Extracted data:
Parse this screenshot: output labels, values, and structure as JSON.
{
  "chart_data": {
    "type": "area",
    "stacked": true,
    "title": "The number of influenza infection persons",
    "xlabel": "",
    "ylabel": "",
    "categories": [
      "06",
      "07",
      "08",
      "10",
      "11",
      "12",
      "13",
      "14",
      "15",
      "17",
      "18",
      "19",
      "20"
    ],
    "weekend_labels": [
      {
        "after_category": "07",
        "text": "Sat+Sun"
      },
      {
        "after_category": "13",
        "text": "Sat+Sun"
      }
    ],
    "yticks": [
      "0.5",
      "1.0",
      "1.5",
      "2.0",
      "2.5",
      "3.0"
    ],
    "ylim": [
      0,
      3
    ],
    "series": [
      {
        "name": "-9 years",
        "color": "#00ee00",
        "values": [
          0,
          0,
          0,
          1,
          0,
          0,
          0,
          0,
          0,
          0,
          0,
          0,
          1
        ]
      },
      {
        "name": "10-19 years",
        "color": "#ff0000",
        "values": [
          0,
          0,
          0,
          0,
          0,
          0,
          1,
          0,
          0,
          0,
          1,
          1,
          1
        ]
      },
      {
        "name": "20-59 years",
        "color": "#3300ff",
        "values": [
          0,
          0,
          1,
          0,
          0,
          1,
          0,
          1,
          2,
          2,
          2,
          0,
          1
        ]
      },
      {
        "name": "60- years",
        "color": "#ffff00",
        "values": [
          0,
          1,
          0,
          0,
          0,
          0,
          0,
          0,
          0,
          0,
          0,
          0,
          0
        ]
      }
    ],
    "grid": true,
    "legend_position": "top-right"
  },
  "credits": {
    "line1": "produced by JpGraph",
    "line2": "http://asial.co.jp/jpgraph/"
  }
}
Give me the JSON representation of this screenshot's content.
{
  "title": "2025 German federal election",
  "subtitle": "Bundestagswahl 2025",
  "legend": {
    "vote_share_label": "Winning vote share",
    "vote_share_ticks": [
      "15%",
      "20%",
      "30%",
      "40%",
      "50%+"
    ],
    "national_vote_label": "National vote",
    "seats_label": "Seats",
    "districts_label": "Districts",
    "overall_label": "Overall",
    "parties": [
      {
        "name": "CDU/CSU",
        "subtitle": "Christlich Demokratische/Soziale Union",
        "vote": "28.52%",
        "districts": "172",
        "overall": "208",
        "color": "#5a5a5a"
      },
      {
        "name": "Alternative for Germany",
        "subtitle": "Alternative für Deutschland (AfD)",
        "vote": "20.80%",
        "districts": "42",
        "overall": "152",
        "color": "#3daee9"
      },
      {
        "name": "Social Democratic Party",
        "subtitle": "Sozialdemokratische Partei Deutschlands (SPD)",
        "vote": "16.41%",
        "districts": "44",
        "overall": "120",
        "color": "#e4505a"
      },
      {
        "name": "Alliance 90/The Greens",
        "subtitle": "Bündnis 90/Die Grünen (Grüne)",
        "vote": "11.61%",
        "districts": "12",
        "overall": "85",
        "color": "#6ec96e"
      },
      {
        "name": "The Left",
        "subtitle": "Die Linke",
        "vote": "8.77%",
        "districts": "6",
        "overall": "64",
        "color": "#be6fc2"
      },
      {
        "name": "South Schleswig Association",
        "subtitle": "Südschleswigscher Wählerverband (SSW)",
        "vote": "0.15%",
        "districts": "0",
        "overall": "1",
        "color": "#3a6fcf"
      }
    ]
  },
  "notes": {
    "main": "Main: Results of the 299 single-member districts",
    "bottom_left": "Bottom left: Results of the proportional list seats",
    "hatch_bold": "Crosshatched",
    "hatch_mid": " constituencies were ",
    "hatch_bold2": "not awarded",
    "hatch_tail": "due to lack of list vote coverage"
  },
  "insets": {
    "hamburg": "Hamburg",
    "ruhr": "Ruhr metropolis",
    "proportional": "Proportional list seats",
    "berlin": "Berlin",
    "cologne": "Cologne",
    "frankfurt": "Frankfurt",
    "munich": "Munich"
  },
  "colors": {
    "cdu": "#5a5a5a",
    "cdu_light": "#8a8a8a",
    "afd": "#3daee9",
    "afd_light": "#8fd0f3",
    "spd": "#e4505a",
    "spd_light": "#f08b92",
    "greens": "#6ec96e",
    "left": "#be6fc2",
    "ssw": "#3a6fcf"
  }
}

Aim of the task:
Copy out all the entries shown above, character for character.

Exercise solution:
Parse this screenshot: output labels, values, and structure as JSON.
{
  "chart_data": {
    "type": "area",
    "stacked": true,
    "title": "The number of influenza infection persons",
    "xlabel": "",
    "ylabel": "",
    "categories": [
      "06",
      "07",
      "08",
      "10",
      "11",
      "12",
      "13",
      "14",
      "15",
      "17",
      "18",
      "19",
      "20"
    ],
    "weekend_labels": [
      {
        "after_category": "07",
        "text": "Sat+Sun"
      },
      {
        "after_category": "13",
        "text": "Sat+Sun"
      }
    ],
    "yticks": [
      "0.5",
      "1.0",
      "1.5",
      "2.0",
      "2.5",
      "3.0"
    ],
    "ylim": [
      0,
      3
    ],
    "series": [
      {
        "name": "-9 years",
        "color": "#00ee00",
        "values": [
          0,
          0,
          0,
          1,
          0,
          0,
          0,
          0,
          0,
          0,
          0,
          0,
          1
        ]
      },
      {
        "name": "10-19 years",
        "color": "#ff0000",
        "values": [
          0,
          0,
          0,
          0,
          0,
          0,
          1,
          0,
          0,
          0,
          1,
          1,
          1
        ]
      },
      {
        "name": "20-59 years",
        "color": "#3300ff",
        "values": [
          0,
          0,
          1,
          0,
          0,
          1,
          0,
          1,
          2,
          2,
          2,
          0,
          1
        ]
      },
      {
        "name": "60- years",
        "color": "#ffff00",
        "values": [
          0,
          1,
          0,
          0,
          0,
          0,
          0,
          0,
          0,
          0,
          0,
          0,
          0
        ]
      }
    ],
    "grid": true,
    "legend_position": "top-right"
  },
  "credits": {
    "line1": "produced by JpGraph",
    "line2": "http://asial.co.jp/jpgraph/"
  }
}
Give me the JSON representation of this screenshot's content.
{
  "title": "2025 German federal election",
  "subtitle": "Bundestagswahl 2025",
  "legend": {
    "vote_share_label": "Winning vote share",
    "vote_share_ticks": [
      "15%",
      "20%",
      "30%",
      "40%",
      "50%+"
    ],
    "national_vote_label": "National vote",
    "seats_label": "Seats",
    "districts_label": "Districts",
    "overall_label": "Overall",
    "parties": [
      {
        "name": "CDU/CSU",
        "subtitle": "Christlich Demokratische/Soziale Union",
        "vote": "28.52%",
        "districts": "172",
        "overall": "208",
        "color": "#5a5a5a"
      },
      {
        "name": "Alternative for Germany",
        "subtitle": "Alternative für Deutschland (AfD)",
        "vote": "20.80%",
        "districts": "42",
        "overall": "152",
        "color": "#3daee9"
      },
      {
        "name": "Social Democratic Party",
        "subtitle": "Sozialdemokratische Partei Deutschlands (SPD)",
        "vote": "16.41%",
        "districts": "44",
        "overall": "120",
        "color": "#e4505a"
      },
      {
        "name": "Alliance 90/The Greens",
        "subtitle": "Bündnis 90/Die Grünen (Grüne)",
        "vote": "11.61%",
        "districts": "12",
        "overall": "85",
        "color": "#6ec96e"
      },
      {
        "name": "The Left",
        "subtitle": "Die Linke",
        "vote": "8.77%",
        "districts": "6",
        "overall": "64",
        "color": "#be6fc2"
      },
      {
        "name": "South Schleswig Association",
        "subtitle": "Südschleswigscher Wählerverband (SSW)",
        "vote": "0.15%",
        "districts": "0",
        "overall": "1",
        "color": "#3a6fcf"
      }
    ]
  },
  "notes": {
    "main": "Main: Results of the 299 single-member districts",
    "bottom_left": "Bottom left: Results of the proportional list seats",
    "hatch_bold": "Crosshatched",
    "hatch_mid": " constituencies were ",
    "hatch_bold2": "not awarded",
    "hatch_tail": "due to lack of list vote coverage"
  },
  "insets": {
    "hamburg": "Hamburg",
    "ruhr": "Ruhr metropolis",
    "proportional": "Proportional list seats",
    "berlin": "Berlin",
    "cologne": "Cologne",
    "frankfurt": "Frankfurt",
    "munich": "Munich"
  },
  "colors": {
    "cdu": "#5a5a5a",
    "cdu_light": "#8a8a8a",
    "afd": "#3daee9",
    "afd_light": "#8fd0f3",
    "spd": "#e4505a",
    "spd_light": "#f08b92",
    "greens": "#6ec96e",
    "left": "#be6fc2",
    "ssw": "#3a6fcf"
  }
}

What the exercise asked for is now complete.